Extracted data entries:
───

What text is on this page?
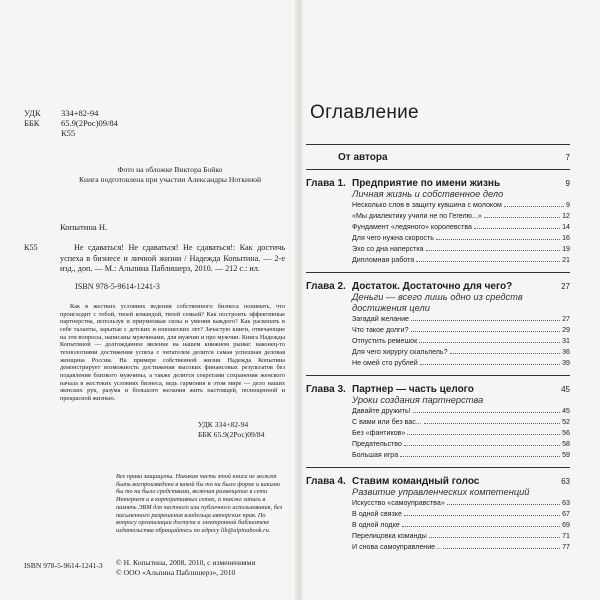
УДК	334+82-94
ББК	65.9(2Рос)09/84
К55
Фото на обложке Виктора Бойко
Книга подготовлена при участии Александры Ноткиной
Копытина Н.
К55	Не сдаваться! Не сдаваться! Не сдаваться!: Как достичь успеха в бизнесе и личной жизни / Надежда Копытина. — 2-е изд., доп. — М.: Альпина Паблишерз, 2010. — 212 с.: ил.
ISBN 978-5-9614-1241-3
Как в жестких условиях ведения собственного бизнеса понимать, что происходит с тобой, твоей командой, твоей семьей? Как построить эффективные партнерства, используя и приумножая силы и умения каждого? Как раскопать в себе таланты, зарытые с детских и юношеских лет? Зачастую книги, отвечающие на эти вопросы, написаны мужчинами, для мужчин и про мужчин. Книга Надежды Копытиной — долгожданное явление на нашем книжном рынке: наконец-то технологиями достижения успеха с читателем делится самая успешная деловая женщина России. На примере собственной жизни Надежда Копытина демонстрирует возможность достижения высоких финансовых результатов без подавления близкого мужчины, а также делится секретами сохранения женского начала в жестоких условиях бизнеса, ведь гармония в этом мире — дело наших женских рук, разума и большого желания жить настоящей, полноценной и прекрасной жизнью.
УДК 334+82-94
ББК 65.9(2Рос)09/84
Все права защищены. Никакая часть этой книги не может быть воспроизведена в какой бы то ни было форме и какими бы то ни было средствами, включая размещение в сети Интернет и в корпоративных сетях, а также запись в память ЭВМ для частного или публичного использования, без письменного разрешения владельца авторских прав. По вопросу организации доступа к электронной библиотеке издательства обращайтесь по адресу lib@alpinabook.ru.
ISBN 978-5-9614-1241-3 © Н. Копытина, 2008, 2010, с изменениями
© ООО «Альпина Паблишерз», 2010
Оглавление
От автора	7
Глава 1. Предприятие по имени жизнь	9
Личная жизнь и собственное дело
Несколько слов в защиту кувшина с молоком	9
«Мы диалектику учили не по Гегелю...»	12
Фундамент «ледяного» королевства	14
Для чего нужна скорость	16
Эхо со дна наперстка	19
Дипломная работа	21
Глава 2. Достаток. Достаточно для чего?	27
Деньги — всего лишь одно из средств
достижения цели
Загадай желание	27
Что такое долги?	29
Отпустить ремешок	31
Для чего хирургу скальпель?	36
Не омей сто рублей	39
Глава 3. Партнер — часть целого	45
Уроки создания партнерства
Давайте дружить!	45
С вами или без вас...	52
Без «фантиков»	56
Предательство	58
Большая игра	59
Глава 4. Ставим командный голос	63
Развитие управленческих компетенций
Искусство «самоуправства»	63
В одной связке	67
В одной лодке	69
Перелицовка команды	71
И снова самоуправление...	77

───

Leave out the pictures, and give all the records again exactly.

What text is on this page?
УДК	334+82-94
ББК	65.9(2Рос)09/84
К55
Фото на обложке Виктора Бойко
Книга подготовлена при участии Александры Ноткиной
Копытина Н.
К55	Не сдаваться! Не сдаваться! Не сдаваться!: Как достичь успеха в бизнесе и личной жизни / Надежда Копытина. — 2-е изд., доп. — М.: Альпина Паблишерз, 2010. — 212 с.: ил.
ISBN 978-5-9614-1241-3
Как в жестких условиях ведения собственного бизнеса понимать, что происходит с тобой, твоей командой, твоей семьей? Как построить эффективные партнерства, используя и приумножая силы и умения каждого? Как раскопать в себе таланты, зарытые с детских и юношеских лет? Зачастую книги, отвечающие на эти вопросы, написаны мужчинами, для мужчин и про мужчин. Книга Надежды Копытиной — долгожданное явление на нашем книжном рынке: наконец-то технологиями достижения успеха с читателем делится самая успешная деловая женщина России. На примере собственной жизни Надежда Копытина демонстрирует возможность достижения высоких финансовых результатов без подавления близкого мужчины, а также делится секретами сохранения женского начала в жестоких условиях бизнеса, ведь гармония в этом мире — дело наших женских рук, разума и большого желания жить настоящей, полноценной и прекрасной жизнью.
УДК 334+82-94
ББК 65.9(2Рос)09/84
Все права защищены. Никакая часть этой книги не может быть воспроизведена в какой бы то ни было форме и какими бы то ни было средствами, включая размещение в сети Интернет и в корпоративных сетях, а также запись в память ЭВМ для частного или публичного использования, без письменного разрешения владельца авторских прав. По вопросу организации доступа к электронной библиотеке издательства обращайтесь по адресу lib@alpinabook.ru.
ISBN 978-5-9614-1241-3 © Н. Копытина, 2008, 2010, с изменениями
© ООО «Альпина Паблишерз», 2010
Оглавление
От автора	7
Глава 1. Предприятие по имени жизнь	9
Личная жизнь и собственное дело
Несколько слов в защиту кувшина с молоком	9
«Мы диалектику учили не по Гегелю...»	12
Фундамент «ледяного» королевства	14
Для чего нужна скорость	16
Эхо со дна наперстка	19
Дипломная работа	21
Глава 2. Достаток. Достаточно для чего?	27
Деньги — всего лишь одно из средств
достижения цели
Загадай желание	27
Что такое долги?	29
Отпустить ремешок	31
Для чего хирургу скальпель?	36
Не омей сто рублей	39
Глава 3. Партнер — часть целого	45
Уроки создания партнерства
Давайте дружить!	45
С вами или без вас...	52
Без «фантиков»	56
Предательство	58
Большая игра	59
Глава 4. Ставим командный голос	63
Развитие управленческих компетенций
Искусство «самоуправства»	63
В одной связке	67
В одной лодке	69
Перелицовка команды	71
И снова самоуправление...	77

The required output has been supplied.